**Stated goal:**
Read the entries below and pull out each line with the string "from".

**Dataset records:**
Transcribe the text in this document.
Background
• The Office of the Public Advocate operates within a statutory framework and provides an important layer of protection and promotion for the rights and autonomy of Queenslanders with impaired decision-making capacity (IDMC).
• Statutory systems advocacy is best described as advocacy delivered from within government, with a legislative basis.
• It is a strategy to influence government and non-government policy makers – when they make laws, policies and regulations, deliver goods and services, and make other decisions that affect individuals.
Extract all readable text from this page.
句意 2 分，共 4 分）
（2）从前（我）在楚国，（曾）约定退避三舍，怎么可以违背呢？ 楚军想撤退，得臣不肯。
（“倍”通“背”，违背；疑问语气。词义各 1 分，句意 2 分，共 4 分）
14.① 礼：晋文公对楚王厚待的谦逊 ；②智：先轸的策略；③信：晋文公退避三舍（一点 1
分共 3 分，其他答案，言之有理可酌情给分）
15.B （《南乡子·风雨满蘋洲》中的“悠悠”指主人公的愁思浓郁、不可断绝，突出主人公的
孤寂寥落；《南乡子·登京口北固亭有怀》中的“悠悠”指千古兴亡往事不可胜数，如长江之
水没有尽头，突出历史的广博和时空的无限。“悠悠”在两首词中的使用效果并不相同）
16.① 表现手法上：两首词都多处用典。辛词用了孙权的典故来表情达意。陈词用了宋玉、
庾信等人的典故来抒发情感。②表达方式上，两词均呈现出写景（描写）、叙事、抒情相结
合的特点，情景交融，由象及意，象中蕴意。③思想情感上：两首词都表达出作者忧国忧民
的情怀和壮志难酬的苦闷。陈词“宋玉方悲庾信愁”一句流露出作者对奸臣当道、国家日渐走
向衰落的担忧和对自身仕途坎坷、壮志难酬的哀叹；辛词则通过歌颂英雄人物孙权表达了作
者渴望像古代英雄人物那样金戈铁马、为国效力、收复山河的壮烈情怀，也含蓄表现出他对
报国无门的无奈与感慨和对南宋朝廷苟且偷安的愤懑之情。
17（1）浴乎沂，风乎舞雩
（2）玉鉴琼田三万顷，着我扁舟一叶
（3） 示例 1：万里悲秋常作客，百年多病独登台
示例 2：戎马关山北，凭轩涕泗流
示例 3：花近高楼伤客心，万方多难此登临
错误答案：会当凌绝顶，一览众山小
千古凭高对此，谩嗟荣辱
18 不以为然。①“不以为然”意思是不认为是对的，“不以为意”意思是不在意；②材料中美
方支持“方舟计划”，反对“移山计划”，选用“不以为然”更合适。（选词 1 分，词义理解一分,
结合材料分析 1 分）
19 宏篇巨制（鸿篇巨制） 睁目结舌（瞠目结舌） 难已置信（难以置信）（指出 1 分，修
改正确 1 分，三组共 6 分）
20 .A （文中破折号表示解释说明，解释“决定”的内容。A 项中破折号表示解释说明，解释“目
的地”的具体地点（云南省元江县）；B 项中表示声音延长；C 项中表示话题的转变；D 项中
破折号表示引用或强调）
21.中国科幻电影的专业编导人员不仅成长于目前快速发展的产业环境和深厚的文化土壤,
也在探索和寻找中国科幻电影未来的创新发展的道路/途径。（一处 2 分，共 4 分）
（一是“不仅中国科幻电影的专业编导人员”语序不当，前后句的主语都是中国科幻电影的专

**The reply:**
• Statutory systems advocacy is best described as advocacy delivered from within government, with a legislative basis.
Extract all readable text from this page.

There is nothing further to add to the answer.